SHORT EXERCISE
From the records below, give the number of lines that contain the string "устанавливают", without any other text.

SUPPLIED MATERIAL
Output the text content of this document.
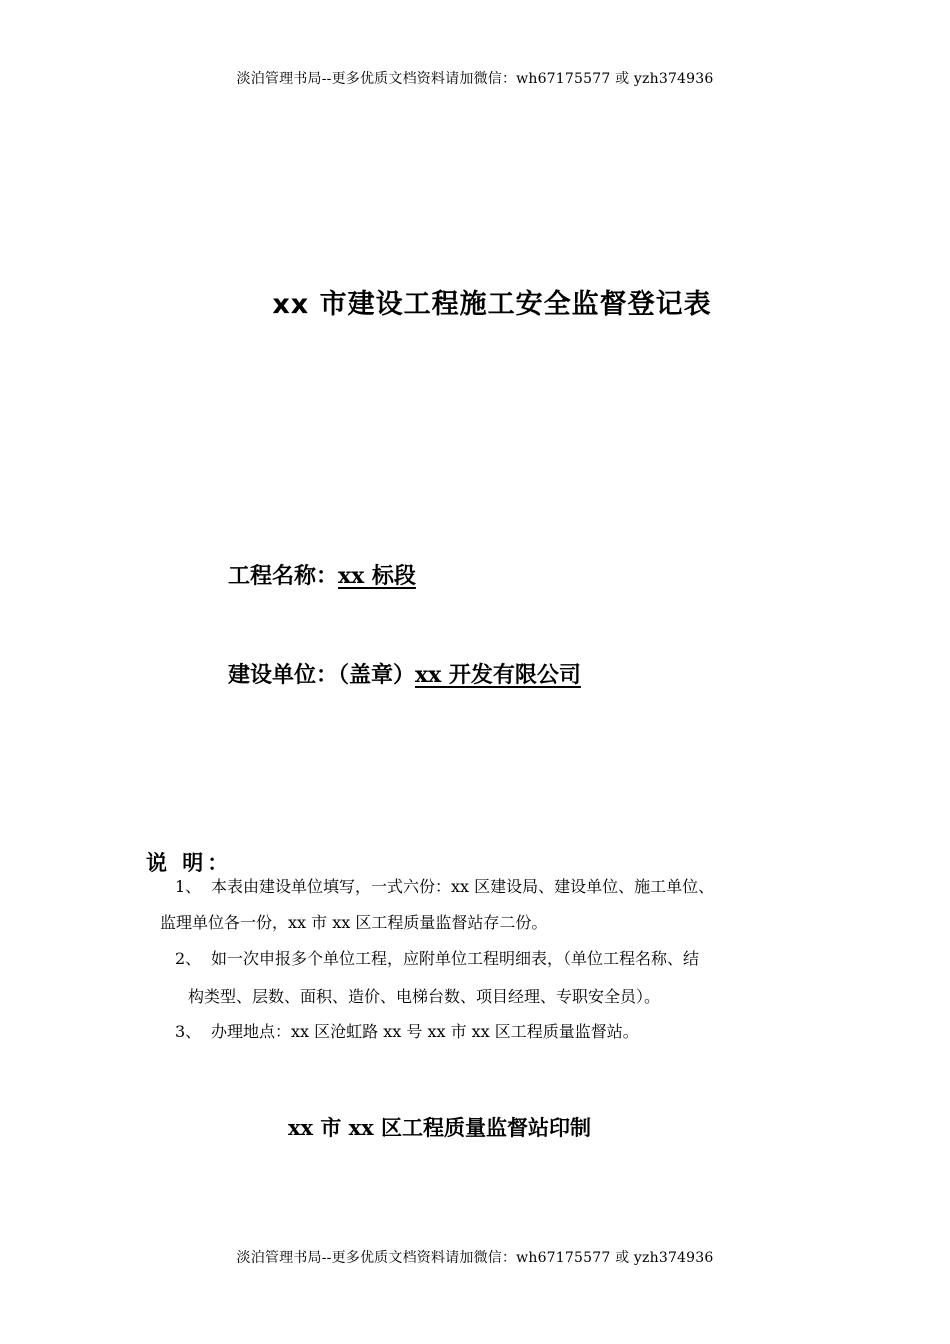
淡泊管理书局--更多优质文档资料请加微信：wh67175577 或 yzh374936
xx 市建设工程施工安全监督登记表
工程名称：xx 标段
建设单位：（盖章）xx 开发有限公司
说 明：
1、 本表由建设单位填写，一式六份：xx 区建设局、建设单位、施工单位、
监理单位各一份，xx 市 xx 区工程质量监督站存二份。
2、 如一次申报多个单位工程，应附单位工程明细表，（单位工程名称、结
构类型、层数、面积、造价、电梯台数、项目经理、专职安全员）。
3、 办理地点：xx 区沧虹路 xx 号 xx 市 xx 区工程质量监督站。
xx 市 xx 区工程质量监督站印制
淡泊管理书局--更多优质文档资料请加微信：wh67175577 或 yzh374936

---

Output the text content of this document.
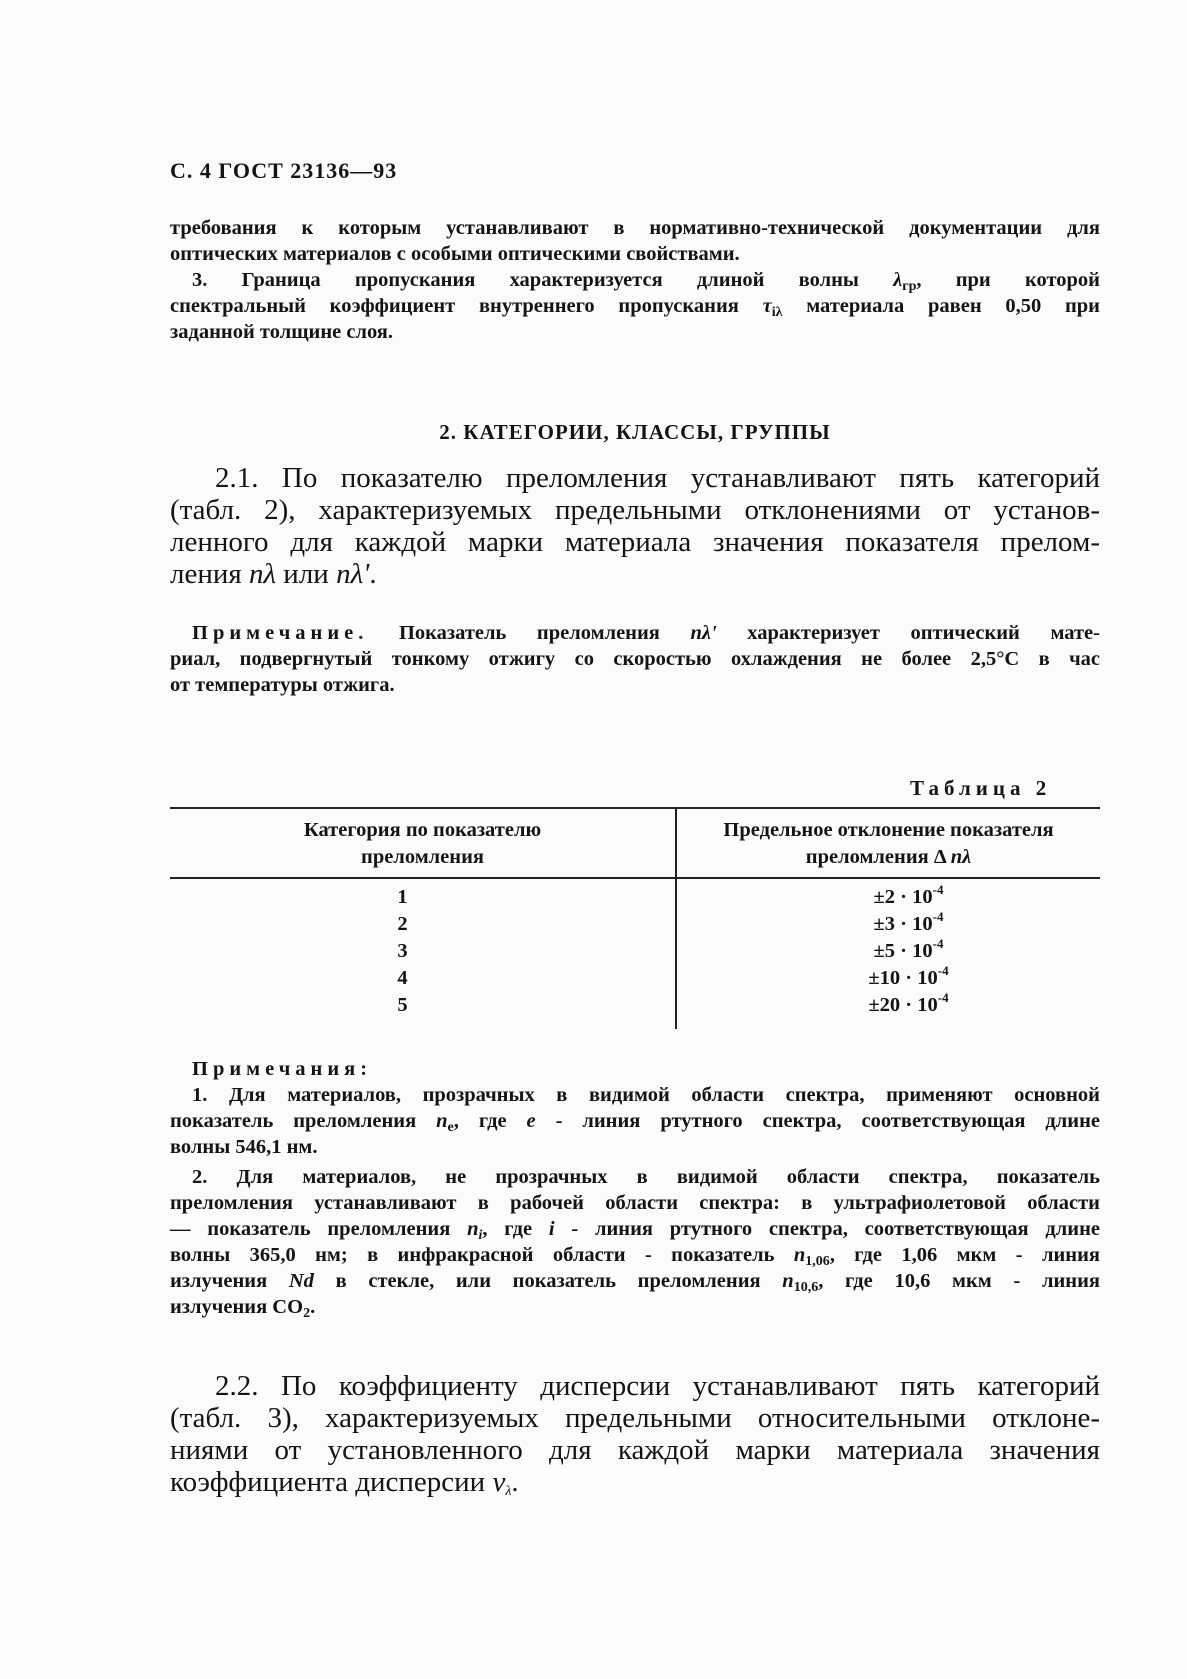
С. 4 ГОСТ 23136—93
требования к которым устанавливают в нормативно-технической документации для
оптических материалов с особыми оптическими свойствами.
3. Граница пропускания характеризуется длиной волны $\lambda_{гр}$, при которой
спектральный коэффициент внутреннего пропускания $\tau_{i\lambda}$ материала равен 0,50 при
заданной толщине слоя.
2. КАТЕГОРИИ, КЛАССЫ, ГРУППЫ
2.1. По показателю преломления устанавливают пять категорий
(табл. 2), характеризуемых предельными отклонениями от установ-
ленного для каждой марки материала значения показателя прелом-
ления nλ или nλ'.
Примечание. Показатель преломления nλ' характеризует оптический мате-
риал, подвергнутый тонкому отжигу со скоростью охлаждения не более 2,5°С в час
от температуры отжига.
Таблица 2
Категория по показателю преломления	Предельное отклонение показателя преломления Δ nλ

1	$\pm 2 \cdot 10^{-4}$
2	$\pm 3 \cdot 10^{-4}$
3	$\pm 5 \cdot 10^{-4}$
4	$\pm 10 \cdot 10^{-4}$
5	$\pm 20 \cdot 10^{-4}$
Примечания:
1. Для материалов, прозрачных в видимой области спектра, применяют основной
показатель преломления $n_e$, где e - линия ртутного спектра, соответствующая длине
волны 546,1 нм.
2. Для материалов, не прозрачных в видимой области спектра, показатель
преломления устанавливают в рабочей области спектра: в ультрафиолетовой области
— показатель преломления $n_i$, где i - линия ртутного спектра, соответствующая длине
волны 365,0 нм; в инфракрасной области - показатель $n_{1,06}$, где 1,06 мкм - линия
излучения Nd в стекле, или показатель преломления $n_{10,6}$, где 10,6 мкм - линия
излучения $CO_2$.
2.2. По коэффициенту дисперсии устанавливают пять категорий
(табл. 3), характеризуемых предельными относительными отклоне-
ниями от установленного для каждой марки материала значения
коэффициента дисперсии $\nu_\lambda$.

--

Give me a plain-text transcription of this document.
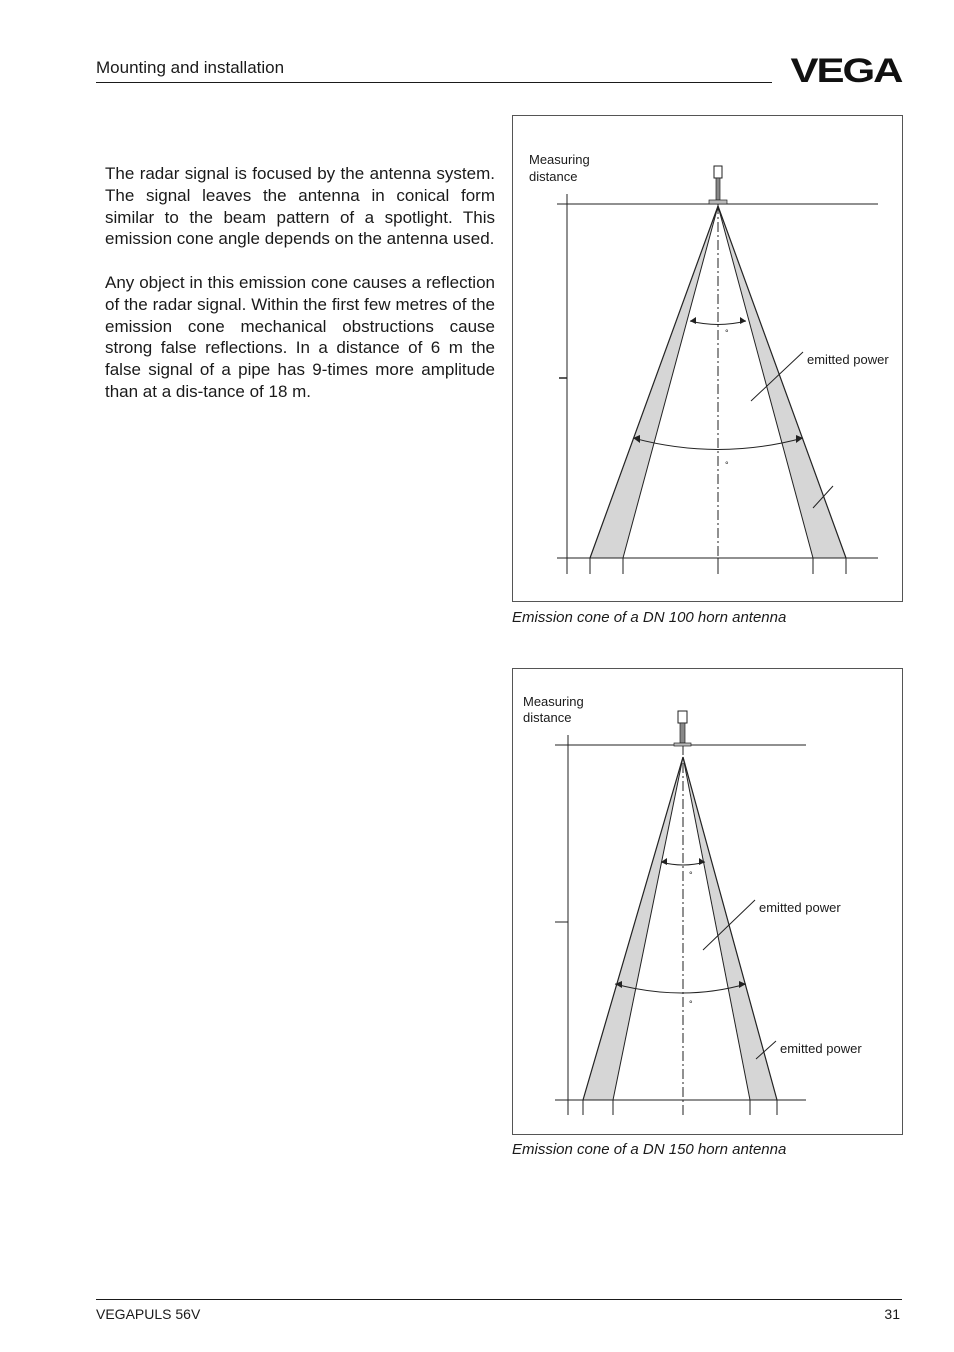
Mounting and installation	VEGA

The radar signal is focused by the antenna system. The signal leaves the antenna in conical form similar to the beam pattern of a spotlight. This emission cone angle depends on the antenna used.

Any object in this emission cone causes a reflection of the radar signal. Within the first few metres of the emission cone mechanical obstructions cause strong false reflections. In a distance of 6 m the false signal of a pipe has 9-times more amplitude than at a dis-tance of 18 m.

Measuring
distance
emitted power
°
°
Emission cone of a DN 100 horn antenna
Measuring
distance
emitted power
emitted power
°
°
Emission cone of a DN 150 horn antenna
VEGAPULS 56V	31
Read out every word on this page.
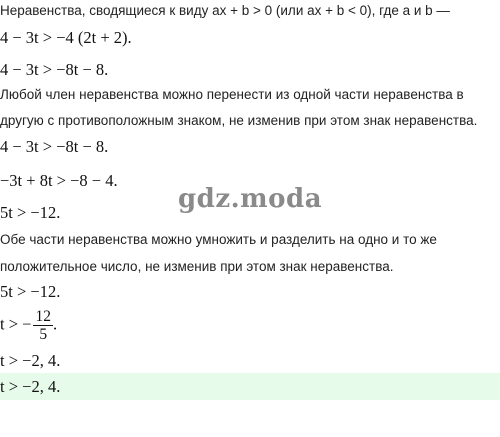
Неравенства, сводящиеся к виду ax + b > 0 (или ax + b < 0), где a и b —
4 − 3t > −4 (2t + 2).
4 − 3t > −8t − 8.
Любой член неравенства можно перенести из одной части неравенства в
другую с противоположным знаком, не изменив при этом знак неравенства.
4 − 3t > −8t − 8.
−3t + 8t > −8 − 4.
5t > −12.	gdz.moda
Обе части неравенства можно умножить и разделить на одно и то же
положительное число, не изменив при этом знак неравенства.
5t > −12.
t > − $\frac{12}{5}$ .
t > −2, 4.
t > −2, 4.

WRITTEN RESPONSE
4